# TASK GOAL
Return only the number of lines in the entries below that hold the word "faut".

Some records

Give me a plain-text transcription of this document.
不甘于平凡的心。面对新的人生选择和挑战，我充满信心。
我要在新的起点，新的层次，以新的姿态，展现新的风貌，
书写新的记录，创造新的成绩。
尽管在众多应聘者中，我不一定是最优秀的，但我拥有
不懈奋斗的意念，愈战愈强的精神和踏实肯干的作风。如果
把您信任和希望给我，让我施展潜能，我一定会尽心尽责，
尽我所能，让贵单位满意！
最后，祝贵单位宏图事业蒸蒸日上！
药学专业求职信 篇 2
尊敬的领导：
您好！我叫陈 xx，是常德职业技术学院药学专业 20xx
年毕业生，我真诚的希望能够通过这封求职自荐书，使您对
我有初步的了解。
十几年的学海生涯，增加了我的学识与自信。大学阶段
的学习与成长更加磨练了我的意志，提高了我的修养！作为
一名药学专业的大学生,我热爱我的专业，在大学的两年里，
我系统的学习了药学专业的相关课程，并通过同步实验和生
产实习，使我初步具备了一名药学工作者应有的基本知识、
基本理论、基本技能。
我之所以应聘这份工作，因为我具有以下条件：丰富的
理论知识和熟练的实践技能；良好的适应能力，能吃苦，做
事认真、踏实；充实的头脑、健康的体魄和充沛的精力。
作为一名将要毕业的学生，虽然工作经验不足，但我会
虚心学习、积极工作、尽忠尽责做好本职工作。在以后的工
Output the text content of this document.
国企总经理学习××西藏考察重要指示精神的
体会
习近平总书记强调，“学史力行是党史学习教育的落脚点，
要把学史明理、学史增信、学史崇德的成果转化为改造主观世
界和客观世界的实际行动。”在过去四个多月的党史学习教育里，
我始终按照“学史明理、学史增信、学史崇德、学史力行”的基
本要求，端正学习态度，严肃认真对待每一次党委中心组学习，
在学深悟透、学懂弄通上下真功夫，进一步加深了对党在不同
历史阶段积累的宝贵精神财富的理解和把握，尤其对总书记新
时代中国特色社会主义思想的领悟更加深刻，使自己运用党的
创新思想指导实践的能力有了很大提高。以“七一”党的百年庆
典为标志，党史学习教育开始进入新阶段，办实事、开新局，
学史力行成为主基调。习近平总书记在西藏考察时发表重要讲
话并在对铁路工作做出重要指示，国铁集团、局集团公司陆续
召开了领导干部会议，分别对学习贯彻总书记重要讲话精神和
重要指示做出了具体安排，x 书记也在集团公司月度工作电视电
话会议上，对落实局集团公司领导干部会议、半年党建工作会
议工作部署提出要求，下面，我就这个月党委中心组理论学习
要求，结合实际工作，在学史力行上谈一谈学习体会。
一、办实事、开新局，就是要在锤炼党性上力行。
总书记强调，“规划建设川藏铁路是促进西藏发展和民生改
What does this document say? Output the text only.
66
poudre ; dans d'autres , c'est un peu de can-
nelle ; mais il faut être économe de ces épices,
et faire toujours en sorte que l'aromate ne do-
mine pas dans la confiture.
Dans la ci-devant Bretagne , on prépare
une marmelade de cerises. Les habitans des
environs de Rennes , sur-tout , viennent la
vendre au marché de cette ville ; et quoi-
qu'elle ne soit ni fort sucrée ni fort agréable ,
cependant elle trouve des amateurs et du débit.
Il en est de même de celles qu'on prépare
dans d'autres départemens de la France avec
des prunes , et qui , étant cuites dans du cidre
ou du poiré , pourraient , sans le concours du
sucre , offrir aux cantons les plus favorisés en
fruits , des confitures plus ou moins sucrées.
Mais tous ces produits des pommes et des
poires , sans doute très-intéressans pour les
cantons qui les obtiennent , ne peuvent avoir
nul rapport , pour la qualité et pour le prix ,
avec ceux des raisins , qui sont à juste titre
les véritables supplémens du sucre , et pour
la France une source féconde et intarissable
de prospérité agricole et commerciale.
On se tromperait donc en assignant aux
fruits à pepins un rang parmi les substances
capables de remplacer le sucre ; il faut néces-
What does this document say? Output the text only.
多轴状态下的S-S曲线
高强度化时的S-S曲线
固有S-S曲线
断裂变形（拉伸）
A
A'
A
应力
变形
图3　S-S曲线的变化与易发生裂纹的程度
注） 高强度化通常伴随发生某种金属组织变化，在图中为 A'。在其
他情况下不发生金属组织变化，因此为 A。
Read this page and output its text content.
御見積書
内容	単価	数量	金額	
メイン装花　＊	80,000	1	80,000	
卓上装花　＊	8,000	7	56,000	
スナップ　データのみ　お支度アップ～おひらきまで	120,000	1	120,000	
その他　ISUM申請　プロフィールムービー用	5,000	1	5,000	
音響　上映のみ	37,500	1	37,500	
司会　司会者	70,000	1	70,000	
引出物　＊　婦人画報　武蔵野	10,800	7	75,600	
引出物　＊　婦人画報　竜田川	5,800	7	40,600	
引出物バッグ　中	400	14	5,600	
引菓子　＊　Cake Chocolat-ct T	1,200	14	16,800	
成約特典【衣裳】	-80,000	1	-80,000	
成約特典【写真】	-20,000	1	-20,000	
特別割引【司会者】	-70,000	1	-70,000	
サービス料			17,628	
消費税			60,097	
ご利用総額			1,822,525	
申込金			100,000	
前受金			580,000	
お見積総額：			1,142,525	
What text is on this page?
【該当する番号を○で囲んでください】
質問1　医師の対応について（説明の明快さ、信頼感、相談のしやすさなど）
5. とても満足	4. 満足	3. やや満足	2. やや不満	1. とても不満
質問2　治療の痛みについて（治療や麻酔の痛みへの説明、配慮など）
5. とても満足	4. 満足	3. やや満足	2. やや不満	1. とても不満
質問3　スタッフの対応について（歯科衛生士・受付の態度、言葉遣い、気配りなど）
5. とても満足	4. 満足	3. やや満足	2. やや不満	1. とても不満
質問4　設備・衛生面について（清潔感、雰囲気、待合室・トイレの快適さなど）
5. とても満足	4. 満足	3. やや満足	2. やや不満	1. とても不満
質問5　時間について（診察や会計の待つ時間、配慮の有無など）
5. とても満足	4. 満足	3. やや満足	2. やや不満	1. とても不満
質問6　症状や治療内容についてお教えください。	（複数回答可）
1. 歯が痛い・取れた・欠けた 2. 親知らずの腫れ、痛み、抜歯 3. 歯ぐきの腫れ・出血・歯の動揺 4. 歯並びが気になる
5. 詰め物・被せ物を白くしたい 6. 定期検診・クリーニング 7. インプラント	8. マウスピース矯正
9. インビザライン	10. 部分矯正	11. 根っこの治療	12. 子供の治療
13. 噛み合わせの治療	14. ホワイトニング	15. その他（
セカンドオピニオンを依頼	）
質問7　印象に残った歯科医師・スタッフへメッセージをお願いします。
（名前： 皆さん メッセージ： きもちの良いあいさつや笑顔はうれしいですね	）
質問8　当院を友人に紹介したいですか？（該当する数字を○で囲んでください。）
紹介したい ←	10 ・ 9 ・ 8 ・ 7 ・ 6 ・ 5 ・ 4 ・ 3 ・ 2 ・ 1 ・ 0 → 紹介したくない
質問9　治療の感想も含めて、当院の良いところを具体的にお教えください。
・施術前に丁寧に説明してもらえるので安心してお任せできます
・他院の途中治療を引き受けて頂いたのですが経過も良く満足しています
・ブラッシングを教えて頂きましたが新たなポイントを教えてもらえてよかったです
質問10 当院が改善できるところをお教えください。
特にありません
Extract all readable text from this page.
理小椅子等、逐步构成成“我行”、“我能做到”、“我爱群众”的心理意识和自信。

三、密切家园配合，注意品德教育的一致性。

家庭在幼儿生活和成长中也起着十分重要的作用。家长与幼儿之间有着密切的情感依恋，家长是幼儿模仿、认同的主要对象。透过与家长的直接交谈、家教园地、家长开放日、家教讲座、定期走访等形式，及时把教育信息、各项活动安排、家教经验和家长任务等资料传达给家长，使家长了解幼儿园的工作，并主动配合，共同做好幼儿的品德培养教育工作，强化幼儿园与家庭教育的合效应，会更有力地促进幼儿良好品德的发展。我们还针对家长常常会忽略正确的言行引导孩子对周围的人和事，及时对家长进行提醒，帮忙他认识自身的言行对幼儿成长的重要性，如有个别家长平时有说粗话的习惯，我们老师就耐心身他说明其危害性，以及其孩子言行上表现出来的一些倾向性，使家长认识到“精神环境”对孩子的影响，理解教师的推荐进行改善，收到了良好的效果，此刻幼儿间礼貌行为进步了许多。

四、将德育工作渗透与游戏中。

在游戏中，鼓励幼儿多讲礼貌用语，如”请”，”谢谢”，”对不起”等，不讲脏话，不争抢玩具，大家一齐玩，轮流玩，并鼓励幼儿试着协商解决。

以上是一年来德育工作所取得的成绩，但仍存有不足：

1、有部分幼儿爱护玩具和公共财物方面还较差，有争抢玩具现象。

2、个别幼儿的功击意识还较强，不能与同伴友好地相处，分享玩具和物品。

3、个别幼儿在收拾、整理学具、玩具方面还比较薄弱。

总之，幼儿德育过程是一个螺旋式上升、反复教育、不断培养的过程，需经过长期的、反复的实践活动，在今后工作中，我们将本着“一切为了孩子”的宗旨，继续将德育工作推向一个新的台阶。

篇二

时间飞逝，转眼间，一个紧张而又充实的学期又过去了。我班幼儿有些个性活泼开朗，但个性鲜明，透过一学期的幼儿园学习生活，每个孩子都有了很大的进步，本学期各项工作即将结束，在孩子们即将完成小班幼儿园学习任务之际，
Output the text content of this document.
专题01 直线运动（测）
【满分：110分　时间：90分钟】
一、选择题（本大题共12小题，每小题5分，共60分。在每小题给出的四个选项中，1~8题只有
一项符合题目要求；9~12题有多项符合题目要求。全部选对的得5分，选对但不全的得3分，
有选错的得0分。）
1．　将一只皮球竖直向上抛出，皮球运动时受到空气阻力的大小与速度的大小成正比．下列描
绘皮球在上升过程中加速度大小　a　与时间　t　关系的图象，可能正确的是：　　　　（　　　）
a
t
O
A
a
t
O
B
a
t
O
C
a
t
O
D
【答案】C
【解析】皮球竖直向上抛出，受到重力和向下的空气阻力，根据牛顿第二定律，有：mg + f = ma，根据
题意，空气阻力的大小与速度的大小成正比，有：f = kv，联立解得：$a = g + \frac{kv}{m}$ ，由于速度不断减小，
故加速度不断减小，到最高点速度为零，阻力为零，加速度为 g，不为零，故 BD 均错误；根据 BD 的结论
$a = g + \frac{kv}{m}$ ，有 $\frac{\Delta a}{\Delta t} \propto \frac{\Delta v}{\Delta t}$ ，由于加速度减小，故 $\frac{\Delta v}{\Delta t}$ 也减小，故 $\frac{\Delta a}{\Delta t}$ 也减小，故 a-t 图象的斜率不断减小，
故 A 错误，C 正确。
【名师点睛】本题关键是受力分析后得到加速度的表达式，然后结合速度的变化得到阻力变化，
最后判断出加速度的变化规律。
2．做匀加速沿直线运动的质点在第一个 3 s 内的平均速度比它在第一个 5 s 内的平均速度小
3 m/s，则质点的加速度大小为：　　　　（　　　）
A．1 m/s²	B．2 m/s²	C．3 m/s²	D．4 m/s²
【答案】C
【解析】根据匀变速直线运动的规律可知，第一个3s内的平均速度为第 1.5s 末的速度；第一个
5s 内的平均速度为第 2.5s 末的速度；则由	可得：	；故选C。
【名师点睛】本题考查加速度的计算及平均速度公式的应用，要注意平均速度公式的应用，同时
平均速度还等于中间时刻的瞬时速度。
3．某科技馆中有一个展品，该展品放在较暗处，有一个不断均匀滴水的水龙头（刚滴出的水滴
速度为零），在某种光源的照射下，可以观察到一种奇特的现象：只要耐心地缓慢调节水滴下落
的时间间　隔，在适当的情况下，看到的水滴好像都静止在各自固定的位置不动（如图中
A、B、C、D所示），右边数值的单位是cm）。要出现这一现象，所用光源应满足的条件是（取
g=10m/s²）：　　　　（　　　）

# RESULT OF THE TASK
2